• **Task to carry out**: Rewrite the lines from the one containing "i need the location" through the one containing "91, 66, 102]", inclusive, changing "y-tick-label" to "latitude-label" and keeping everything else the same. Return only those lines.

## START Data to use

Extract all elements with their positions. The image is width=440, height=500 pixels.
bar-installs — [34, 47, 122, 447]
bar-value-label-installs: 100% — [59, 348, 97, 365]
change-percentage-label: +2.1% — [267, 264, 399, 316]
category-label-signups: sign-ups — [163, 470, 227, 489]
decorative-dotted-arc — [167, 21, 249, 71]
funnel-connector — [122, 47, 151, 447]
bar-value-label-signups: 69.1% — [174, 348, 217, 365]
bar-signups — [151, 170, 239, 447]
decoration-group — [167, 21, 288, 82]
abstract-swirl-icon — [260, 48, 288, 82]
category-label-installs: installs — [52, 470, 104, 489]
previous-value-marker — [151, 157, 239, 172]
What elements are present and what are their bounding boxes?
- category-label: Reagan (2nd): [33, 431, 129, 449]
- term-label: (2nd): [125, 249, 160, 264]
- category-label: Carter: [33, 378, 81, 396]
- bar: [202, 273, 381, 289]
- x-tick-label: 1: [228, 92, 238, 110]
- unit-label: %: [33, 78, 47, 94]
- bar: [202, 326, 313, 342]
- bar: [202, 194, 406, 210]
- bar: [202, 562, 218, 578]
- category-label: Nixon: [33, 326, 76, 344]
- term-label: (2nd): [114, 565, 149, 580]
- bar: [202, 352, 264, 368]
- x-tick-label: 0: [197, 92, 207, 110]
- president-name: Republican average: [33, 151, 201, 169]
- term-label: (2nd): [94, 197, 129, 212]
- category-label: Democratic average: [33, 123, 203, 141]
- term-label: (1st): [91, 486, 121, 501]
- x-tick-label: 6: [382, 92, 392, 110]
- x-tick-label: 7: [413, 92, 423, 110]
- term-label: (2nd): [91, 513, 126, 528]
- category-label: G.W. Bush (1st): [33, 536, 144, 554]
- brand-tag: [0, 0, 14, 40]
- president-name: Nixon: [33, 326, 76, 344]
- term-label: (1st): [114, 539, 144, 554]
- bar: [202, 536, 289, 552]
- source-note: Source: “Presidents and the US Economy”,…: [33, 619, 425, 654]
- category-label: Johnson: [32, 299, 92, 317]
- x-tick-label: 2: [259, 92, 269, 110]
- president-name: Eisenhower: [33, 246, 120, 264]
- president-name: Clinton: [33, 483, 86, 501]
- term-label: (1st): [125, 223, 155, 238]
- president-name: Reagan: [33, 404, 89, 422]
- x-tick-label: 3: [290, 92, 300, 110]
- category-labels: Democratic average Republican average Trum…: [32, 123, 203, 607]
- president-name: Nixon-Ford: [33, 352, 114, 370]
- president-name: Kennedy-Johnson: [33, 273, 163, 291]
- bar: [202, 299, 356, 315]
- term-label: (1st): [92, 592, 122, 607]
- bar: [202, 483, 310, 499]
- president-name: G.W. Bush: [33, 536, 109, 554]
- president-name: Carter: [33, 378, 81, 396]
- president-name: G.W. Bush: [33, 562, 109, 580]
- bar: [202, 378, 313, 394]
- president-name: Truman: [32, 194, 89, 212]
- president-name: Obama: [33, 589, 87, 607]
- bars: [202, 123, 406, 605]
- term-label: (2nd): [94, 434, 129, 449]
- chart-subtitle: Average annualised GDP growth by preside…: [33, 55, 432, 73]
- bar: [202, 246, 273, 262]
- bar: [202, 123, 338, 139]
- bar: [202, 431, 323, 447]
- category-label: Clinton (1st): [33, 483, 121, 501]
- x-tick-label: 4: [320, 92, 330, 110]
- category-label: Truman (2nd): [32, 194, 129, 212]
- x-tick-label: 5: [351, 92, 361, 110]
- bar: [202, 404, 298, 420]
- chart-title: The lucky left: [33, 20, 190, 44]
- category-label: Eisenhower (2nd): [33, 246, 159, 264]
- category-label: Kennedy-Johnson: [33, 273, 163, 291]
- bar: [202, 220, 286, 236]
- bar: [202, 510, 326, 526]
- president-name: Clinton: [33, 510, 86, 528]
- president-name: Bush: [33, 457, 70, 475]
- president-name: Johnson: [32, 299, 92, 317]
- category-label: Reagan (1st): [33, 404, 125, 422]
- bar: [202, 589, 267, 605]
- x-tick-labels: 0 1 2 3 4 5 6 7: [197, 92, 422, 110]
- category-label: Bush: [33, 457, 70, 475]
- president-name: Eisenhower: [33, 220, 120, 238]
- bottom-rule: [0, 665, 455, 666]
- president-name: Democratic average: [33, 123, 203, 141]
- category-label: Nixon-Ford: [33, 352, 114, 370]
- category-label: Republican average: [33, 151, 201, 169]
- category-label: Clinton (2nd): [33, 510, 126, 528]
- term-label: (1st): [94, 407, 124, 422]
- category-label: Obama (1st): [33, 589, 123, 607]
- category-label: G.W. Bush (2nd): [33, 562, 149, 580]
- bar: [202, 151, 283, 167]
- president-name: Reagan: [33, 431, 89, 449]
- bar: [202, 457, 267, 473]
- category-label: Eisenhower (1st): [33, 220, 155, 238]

## END Data to use
## START Data to use

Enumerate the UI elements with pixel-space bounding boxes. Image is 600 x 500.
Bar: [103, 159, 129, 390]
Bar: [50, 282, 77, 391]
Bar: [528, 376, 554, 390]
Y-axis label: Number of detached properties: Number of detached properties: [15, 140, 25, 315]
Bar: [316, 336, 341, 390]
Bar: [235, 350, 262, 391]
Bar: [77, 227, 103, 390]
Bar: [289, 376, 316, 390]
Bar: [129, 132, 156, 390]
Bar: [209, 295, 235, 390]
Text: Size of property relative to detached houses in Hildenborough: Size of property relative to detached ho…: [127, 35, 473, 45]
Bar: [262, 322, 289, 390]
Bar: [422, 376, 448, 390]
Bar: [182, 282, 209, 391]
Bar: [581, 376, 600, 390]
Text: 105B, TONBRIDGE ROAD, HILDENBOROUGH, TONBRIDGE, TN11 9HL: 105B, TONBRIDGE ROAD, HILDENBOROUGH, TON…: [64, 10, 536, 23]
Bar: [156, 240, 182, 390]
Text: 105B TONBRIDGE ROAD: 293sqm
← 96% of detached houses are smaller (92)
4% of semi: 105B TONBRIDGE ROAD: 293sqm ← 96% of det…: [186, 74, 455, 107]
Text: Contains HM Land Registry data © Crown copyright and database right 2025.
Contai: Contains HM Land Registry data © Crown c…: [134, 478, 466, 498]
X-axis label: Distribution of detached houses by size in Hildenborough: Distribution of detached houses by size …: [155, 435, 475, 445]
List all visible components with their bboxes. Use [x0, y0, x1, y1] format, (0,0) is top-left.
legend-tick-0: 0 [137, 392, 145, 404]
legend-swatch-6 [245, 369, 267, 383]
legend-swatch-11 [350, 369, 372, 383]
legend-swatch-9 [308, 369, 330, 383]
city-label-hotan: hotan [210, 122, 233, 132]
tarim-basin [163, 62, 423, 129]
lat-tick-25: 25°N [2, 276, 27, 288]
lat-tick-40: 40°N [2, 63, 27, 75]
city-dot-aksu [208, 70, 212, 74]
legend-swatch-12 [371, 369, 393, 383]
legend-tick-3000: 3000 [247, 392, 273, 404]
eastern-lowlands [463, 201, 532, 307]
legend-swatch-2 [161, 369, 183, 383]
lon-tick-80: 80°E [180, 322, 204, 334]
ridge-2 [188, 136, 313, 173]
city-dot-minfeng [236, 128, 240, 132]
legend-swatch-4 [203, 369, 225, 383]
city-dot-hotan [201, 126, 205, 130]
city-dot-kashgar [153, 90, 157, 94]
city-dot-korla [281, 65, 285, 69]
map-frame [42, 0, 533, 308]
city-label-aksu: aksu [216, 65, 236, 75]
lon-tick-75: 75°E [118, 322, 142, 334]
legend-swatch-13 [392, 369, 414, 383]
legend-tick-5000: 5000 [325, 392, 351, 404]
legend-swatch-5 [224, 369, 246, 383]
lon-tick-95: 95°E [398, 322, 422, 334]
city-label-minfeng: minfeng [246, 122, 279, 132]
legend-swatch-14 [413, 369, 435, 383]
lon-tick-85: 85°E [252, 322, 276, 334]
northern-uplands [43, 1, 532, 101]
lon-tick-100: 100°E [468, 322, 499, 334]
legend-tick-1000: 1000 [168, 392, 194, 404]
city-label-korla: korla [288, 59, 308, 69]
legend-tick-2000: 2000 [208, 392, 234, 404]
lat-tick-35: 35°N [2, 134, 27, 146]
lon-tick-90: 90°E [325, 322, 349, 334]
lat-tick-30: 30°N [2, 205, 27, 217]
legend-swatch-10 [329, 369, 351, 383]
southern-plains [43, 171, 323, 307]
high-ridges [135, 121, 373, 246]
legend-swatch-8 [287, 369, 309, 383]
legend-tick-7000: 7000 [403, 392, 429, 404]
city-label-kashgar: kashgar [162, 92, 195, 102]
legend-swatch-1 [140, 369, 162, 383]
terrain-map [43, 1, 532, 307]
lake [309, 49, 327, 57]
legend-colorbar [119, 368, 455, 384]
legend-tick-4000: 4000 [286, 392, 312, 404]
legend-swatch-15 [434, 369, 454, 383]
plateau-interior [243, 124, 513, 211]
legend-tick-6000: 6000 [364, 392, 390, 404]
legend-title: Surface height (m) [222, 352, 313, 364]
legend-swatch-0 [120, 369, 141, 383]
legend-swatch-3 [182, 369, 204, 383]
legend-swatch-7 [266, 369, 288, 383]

## END Data to use
## START Data to use

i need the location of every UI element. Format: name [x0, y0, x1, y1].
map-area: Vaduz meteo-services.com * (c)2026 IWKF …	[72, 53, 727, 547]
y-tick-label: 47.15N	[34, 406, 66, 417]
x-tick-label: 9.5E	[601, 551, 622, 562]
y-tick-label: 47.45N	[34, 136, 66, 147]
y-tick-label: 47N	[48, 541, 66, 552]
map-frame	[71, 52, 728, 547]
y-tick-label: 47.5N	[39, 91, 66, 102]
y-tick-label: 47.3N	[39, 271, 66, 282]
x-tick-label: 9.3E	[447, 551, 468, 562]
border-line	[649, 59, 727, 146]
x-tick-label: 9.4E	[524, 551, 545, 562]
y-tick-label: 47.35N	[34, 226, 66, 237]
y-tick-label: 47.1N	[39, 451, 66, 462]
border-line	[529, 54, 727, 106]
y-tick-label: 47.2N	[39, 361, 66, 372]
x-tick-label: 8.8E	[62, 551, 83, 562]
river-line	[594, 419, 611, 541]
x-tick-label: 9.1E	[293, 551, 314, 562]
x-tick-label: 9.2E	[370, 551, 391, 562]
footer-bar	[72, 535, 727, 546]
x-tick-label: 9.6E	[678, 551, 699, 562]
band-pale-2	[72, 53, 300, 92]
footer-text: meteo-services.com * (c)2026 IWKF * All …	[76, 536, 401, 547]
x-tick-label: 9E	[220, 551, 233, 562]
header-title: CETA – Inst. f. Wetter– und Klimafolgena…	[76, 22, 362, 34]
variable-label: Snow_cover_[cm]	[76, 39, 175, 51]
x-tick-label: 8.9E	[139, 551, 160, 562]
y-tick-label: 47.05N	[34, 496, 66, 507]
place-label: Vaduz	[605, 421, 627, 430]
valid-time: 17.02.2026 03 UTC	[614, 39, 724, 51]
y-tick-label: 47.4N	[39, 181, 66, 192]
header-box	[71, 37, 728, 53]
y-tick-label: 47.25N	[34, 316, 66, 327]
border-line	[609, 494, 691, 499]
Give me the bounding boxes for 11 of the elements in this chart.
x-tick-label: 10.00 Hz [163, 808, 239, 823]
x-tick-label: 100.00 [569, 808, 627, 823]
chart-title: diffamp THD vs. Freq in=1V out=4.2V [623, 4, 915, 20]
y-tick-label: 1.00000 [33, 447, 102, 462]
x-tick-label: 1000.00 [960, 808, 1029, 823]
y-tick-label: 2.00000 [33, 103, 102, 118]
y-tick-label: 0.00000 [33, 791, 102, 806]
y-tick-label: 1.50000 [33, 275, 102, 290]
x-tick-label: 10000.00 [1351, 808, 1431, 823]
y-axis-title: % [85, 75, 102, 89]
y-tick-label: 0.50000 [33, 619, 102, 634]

## END Data to use

• **Exercise output**:
i need the location of every UI element. Format: name [x0, y0, x1, y1].
map-area: Vaduz meteo-services.com * (c)2026 IWKF …	[72, 53, 727, 547]
latitude-label: 47.15N	[34, 406, 66, 417]
x-tick-label: 9.5E	[601, 551, 622, 562]
latitude-label: 47.45N	[34, 136, 66, 147]
latitude-label: 47N	[48, 541, 66, 552]
map-frame	[71, 52, 728, 547]
latitude-label: 47.5N	[39, 91, 66, 102]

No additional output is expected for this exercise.